Short problem: Report only the number of lines in this material that include "Hombres".

Data extract:
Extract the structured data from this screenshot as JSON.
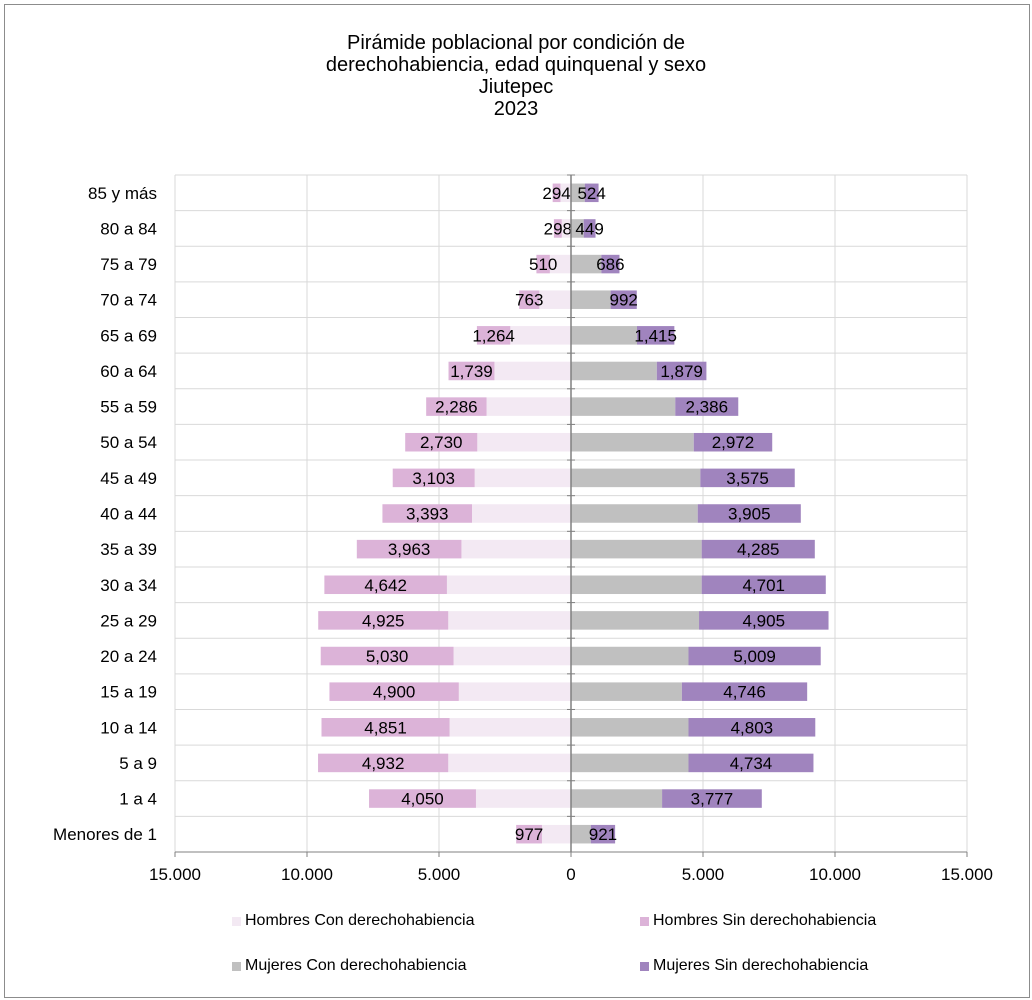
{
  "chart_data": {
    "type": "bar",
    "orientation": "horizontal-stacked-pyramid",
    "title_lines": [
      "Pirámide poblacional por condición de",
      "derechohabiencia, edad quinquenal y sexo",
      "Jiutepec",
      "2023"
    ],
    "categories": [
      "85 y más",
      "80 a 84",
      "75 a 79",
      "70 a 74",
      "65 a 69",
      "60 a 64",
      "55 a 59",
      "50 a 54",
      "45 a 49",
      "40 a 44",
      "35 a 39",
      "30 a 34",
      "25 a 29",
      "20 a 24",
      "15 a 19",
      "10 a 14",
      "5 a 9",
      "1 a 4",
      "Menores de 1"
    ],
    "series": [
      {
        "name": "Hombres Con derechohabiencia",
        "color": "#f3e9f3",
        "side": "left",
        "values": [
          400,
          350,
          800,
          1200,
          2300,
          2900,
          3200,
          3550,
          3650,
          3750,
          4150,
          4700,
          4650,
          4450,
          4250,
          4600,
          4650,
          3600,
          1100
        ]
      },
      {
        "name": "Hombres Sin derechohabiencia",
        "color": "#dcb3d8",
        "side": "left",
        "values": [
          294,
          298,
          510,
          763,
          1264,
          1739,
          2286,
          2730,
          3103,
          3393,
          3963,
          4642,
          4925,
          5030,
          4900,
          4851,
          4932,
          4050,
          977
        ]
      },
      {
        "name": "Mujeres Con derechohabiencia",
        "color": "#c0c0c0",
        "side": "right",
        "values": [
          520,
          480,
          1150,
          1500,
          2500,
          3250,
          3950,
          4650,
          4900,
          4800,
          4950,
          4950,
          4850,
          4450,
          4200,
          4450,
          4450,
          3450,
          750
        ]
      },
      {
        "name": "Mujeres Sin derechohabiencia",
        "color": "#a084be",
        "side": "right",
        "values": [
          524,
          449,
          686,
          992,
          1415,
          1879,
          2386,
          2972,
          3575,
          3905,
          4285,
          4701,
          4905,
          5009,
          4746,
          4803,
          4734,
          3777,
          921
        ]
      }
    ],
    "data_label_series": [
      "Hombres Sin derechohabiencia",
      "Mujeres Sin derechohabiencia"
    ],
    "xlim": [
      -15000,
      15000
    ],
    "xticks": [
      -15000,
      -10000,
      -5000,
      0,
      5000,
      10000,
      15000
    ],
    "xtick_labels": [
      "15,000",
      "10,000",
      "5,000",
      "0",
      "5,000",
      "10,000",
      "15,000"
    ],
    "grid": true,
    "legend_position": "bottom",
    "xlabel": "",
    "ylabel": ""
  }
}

Answer below: 3